>> BEGIN Provided material

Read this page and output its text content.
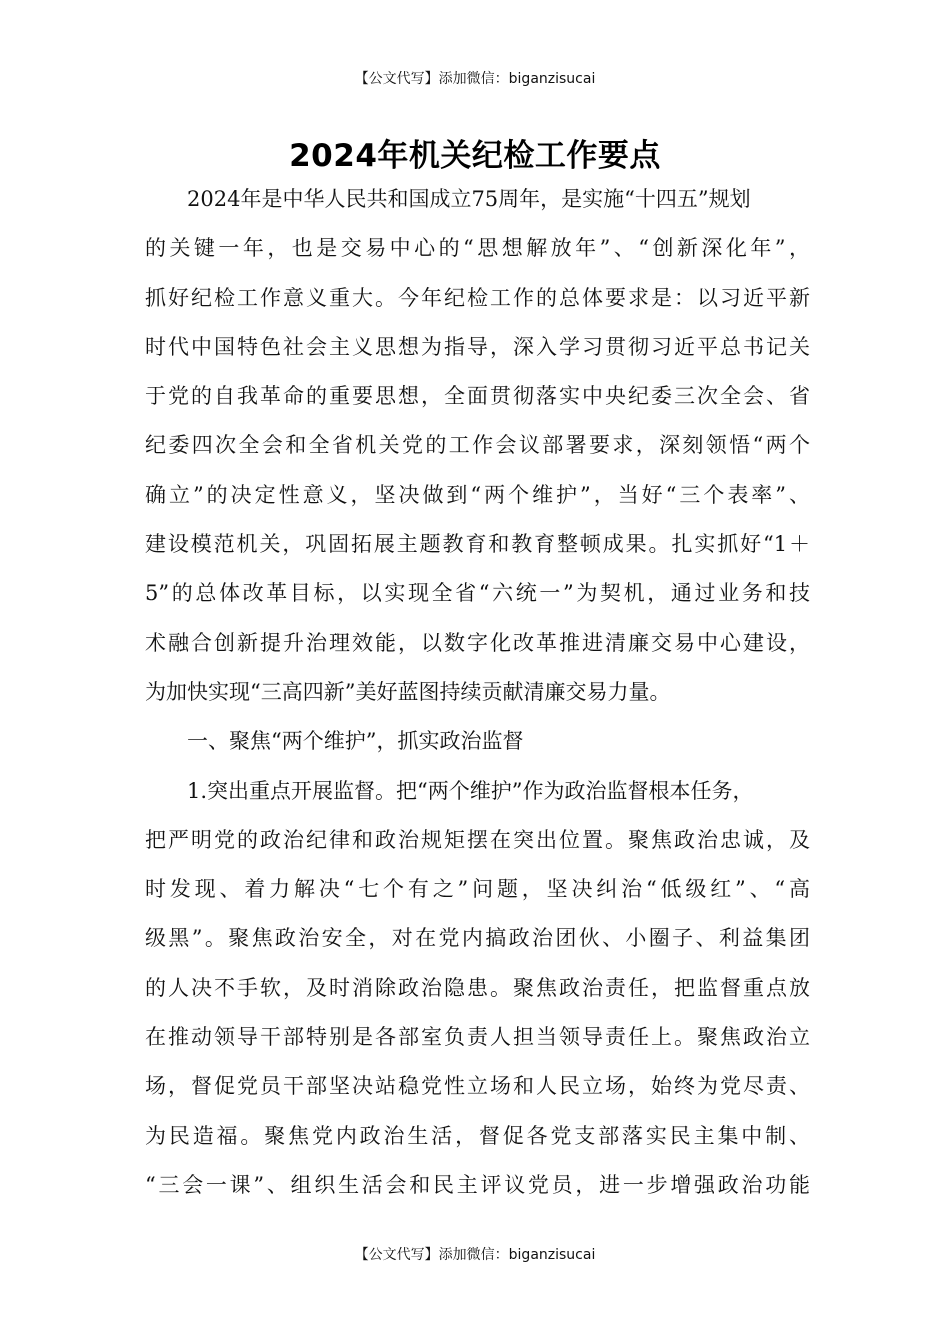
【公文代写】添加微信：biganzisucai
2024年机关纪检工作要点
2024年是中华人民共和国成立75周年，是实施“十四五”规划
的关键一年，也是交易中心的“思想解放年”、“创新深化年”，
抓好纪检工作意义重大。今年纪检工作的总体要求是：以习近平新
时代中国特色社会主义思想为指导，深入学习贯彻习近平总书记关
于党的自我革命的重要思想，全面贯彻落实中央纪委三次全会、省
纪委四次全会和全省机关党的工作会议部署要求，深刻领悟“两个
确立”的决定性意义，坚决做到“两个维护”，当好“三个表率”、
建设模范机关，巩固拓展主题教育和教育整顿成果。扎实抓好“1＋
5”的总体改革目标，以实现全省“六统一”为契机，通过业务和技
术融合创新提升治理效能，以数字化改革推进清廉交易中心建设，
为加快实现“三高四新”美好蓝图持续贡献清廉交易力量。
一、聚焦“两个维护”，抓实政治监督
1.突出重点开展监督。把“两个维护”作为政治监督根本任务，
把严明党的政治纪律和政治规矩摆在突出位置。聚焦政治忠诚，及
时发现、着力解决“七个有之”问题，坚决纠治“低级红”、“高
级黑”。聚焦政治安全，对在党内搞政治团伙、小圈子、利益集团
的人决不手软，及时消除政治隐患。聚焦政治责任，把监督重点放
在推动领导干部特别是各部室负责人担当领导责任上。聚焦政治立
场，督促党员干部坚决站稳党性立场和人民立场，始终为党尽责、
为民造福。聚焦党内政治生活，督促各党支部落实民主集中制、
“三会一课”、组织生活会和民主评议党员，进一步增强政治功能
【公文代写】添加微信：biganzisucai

>> END Provided material
>> BEGIN Provided material

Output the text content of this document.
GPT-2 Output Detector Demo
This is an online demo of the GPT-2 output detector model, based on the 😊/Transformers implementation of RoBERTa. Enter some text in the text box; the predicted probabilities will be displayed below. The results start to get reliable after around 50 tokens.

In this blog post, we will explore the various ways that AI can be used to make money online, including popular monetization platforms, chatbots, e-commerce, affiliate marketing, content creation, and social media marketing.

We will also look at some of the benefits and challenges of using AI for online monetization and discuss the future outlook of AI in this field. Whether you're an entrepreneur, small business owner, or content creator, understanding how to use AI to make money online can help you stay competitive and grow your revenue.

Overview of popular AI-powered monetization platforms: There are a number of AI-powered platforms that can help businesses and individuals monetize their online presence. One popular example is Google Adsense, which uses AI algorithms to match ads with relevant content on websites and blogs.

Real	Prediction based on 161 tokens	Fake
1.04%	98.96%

>> END Provided material
>> BEGIN Provided material

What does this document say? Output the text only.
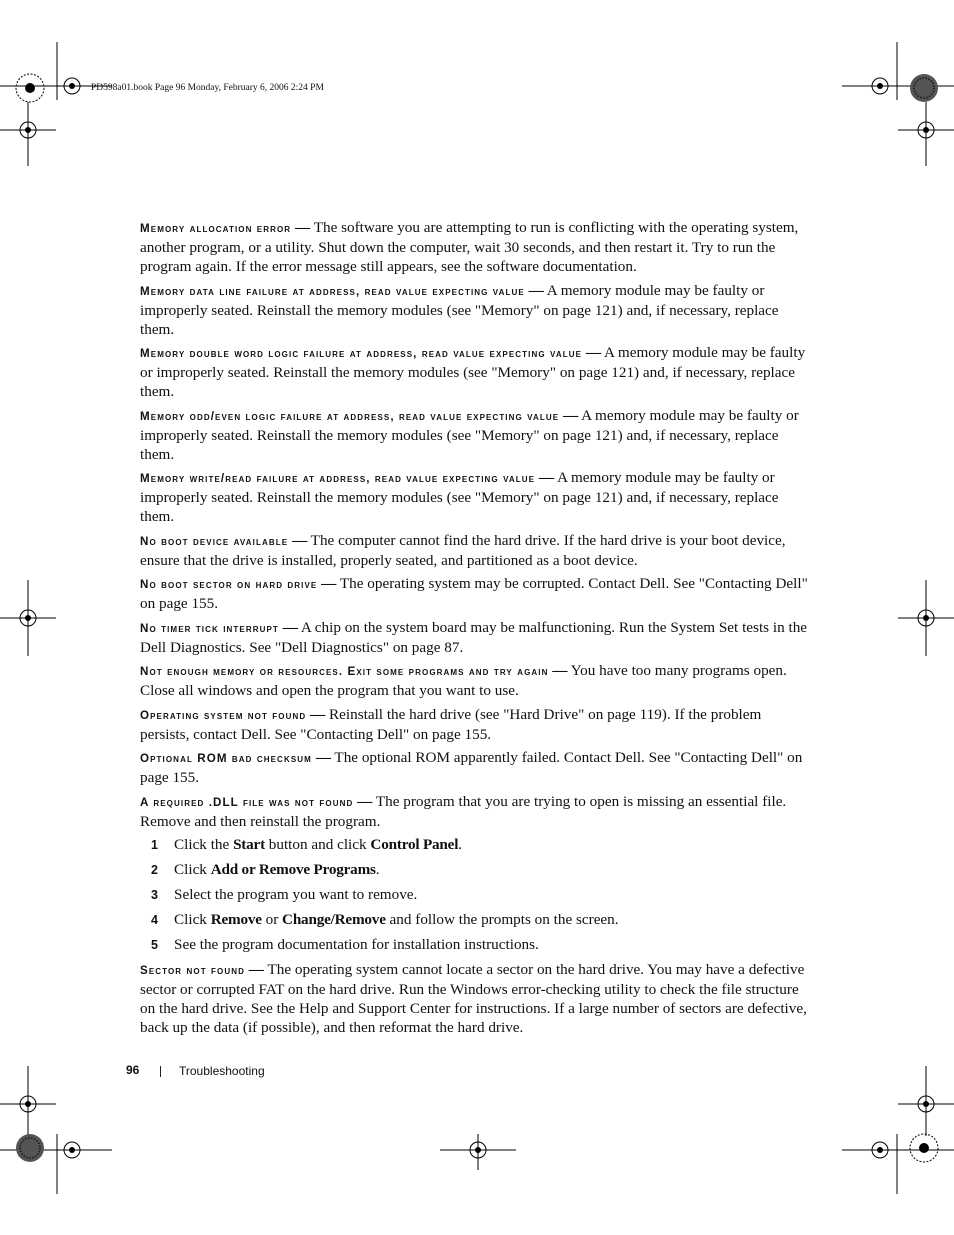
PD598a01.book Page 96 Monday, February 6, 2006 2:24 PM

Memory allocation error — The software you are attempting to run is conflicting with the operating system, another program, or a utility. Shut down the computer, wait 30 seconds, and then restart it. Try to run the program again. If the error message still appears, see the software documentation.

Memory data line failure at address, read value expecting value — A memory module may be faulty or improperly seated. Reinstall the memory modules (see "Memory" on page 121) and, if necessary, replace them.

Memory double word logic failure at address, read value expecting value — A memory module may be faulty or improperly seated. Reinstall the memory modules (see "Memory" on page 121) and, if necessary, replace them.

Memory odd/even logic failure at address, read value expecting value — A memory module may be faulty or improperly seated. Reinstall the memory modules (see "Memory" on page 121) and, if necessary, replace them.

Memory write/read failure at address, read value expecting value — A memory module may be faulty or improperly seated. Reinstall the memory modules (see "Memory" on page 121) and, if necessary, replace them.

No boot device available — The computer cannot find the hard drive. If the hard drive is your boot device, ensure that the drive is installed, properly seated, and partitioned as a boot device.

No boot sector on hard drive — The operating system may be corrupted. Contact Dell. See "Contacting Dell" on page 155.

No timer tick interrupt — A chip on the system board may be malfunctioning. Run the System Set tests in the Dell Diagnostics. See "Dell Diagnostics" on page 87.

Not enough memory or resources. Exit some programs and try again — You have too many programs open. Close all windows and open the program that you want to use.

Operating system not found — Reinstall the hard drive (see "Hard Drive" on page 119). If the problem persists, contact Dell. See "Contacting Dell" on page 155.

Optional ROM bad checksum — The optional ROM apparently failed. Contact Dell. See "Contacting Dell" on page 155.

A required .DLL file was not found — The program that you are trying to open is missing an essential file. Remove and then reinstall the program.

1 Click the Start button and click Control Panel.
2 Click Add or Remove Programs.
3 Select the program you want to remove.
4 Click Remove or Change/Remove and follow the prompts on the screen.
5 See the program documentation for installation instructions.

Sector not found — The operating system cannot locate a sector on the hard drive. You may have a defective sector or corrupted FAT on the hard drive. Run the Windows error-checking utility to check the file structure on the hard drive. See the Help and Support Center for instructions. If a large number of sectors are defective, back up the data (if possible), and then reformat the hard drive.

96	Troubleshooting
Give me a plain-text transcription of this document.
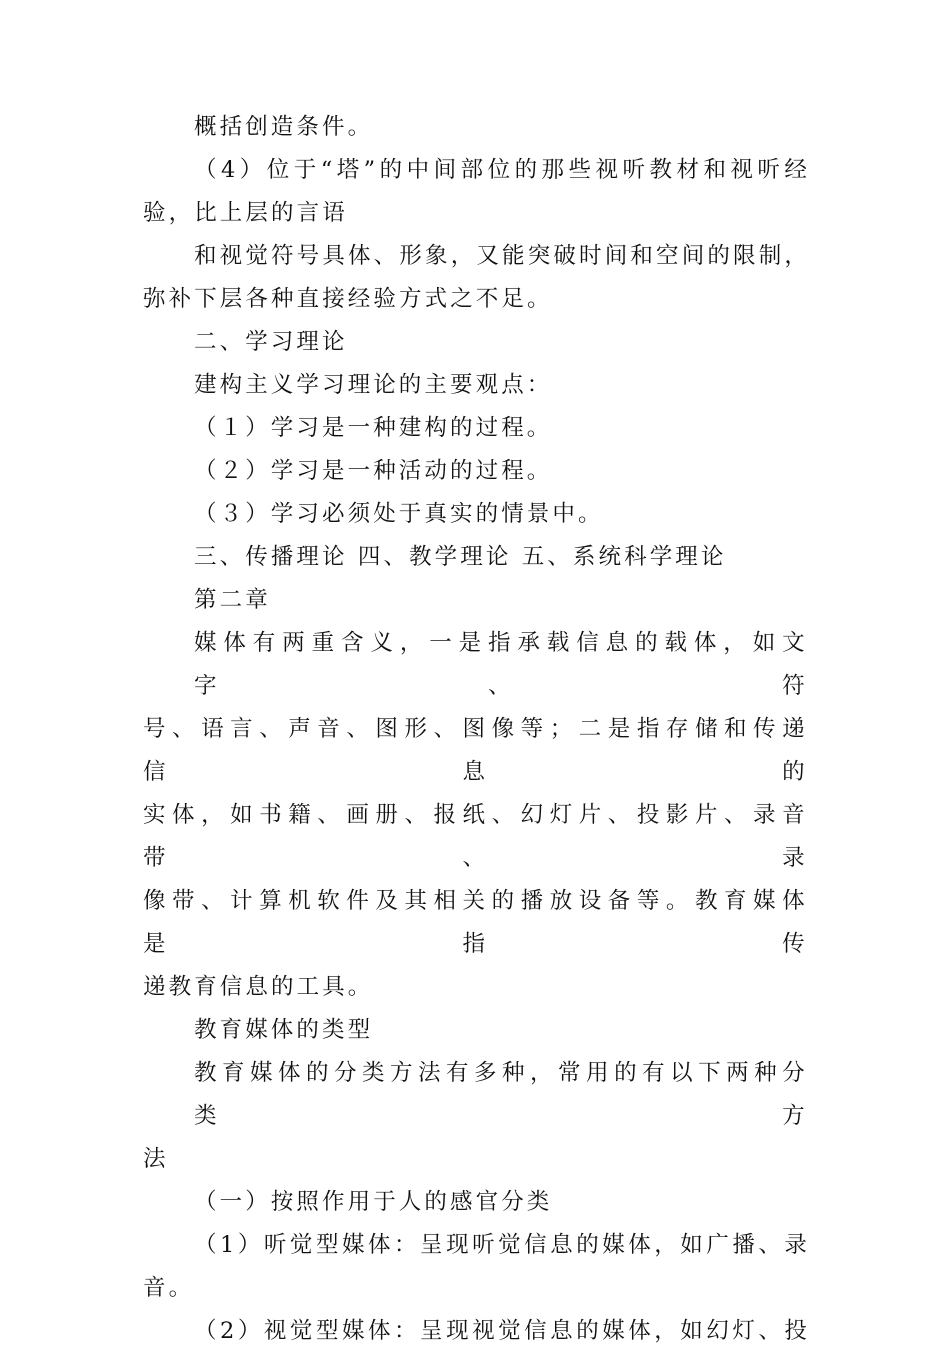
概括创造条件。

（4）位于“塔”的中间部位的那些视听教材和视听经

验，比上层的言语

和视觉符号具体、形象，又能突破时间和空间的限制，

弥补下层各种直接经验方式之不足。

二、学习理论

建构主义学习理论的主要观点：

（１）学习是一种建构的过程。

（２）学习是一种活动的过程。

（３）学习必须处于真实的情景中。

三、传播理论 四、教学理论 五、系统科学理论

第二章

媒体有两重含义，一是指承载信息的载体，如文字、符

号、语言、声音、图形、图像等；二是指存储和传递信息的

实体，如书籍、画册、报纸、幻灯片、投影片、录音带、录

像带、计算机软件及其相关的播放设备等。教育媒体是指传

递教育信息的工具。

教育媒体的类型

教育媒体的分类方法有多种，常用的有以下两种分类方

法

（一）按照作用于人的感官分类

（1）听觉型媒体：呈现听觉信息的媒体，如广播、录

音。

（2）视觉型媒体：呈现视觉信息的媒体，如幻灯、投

>> END Provided material

### Short problem
Locate the word "again" in the data above. Copy every line carrying it.

### Written response
Memory allocation error — The software you are attempting to run is conflicting with the operating system, another program, or a utility. Shut down the computer, wait 30 seconds, and then restart it. Try to run the program again. If the error message still appears, see the software documentation.
Not enough memory or resources. Exit some programs and try again — You have too many programs open. Close all windows and open the program that you want to use.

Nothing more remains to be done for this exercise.